■ Problem
Report only the number of lines holding "Length".

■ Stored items
# # # #
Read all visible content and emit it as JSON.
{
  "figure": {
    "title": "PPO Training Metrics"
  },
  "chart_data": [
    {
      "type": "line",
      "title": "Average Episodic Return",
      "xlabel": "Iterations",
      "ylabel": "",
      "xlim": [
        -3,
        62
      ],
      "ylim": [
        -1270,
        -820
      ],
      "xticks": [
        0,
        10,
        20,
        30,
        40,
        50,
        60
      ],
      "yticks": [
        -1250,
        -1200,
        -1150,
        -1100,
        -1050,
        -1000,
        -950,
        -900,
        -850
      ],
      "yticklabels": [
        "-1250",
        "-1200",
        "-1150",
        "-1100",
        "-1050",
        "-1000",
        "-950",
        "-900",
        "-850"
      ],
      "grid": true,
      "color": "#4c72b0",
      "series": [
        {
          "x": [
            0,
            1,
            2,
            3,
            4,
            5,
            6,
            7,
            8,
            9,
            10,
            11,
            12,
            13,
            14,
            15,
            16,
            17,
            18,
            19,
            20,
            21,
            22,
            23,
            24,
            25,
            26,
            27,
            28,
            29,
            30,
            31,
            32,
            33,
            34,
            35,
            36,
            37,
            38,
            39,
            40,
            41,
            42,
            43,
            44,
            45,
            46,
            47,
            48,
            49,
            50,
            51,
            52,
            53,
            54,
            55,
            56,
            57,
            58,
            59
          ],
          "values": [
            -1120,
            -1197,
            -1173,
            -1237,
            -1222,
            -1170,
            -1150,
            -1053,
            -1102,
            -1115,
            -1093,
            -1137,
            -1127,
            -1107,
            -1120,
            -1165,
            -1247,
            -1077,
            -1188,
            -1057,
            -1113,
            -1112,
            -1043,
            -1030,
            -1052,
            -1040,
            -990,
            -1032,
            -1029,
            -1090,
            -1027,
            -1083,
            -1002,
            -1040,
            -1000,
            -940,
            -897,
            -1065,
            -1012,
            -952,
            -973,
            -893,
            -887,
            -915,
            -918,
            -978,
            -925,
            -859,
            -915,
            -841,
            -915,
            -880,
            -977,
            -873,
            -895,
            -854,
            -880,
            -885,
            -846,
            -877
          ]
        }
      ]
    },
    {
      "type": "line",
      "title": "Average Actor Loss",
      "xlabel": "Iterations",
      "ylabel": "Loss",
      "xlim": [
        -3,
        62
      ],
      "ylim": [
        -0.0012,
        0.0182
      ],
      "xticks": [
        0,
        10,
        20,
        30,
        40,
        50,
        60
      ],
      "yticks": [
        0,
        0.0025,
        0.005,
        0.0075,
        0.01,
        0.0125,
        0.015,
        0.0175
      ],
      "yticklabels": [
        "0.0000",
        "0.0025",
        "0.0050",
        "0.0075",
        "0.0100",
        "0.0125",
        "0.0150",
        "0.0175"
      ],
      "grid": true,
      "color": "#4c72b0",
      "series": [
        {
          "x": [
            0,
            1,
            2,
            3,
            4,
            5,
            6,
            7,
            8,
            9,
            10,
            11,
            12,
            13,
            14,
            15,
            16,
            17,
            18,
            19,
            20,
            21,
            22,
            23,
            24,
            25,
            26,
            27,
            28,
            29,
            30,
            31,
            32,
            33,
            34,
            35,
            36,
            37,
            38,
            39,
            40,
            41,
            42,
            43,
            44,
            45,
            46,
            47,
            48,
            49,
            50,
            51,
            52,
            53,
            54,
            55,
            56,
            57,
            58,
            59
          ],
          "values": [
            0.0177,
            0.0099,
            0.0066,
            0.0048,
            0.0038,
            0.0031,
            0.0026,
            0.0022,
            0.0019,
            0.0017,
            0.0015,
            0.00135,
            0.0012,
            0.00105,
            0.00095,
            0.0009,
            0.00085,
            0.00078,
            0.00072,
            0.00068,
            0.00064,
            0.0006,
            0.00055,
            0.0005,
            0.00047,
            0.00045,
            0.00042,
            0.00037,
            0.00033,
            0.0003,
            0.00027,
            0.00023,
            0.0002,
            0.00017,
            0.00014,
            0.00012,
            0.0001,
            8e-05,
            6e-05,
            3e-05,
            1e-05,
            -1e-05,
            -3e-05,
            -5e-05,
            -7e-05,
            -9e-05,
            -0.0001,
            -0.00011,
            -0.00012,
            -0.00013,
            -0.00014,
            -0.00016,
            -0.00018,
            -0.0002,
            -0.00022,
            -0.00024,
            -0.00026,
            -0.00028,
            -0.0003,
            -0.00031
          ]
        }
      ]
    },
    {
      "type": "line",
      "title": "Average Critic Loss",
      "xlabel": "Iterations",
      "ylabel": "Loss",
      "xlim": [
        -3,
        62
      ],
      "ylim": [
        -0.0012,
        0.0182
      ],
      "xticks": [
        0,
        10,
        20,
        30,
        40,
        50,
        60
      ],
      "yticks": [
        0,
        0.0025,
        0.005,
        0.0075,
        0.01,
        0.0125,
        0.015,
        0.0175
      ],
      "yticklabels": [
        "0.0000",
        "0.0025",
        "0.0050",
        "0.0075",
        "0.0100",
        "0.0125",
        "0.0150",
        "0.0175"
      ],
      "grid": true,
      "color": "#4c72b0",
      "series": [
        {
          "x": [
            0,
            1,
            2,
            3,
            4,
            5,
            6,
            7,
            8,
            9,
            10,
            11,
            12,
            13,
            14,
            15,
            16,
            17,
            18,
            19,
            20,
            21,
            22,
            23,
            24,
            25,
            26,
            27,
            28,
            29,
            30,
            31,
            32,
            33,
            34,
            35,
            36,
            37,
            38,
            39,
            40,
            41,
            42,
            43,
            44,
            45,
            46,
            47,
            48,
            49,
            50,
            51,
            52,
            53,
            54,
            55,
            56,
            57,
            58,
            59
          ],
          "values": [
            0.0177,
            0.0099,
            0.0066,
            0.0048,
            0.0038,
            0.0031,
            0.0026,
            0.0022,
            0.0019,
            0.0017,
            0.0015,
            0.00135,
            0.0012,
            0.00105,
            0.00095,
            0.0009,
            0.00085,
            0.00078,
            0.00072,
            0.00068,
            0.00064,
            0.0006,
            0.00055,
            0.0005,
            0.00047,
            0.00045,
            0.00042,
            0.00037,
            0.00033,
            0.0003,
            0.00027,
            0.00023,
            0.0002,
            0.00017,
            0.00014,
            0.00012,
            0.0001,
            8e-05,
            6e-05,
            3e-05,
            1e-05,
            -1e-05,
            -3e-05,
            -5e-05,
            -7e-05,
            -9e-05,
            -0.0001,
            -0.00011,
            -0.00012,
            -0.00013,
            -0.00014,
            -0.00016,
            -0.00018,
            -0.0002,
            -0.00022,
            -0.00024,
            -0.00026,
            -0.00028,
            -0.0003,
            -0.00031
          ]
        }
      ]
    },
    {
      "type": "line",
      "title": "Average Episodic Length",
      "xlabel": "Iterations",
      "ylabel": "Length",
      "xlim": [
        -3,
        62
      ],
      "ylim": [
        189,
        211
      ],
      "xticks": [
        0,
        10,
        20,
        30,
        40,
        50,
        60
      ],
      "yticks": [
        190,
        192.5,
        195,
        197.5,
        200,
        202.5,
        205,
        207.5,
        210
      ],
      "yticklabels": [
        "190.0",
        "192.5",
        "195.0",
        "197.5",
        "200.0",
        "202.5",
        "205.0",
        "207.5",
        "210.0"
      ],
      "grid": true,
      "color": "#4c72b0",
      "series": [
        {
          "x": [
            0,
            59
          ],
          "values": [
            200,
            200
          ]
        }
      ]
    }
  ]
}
# # # #
■ Right answer
2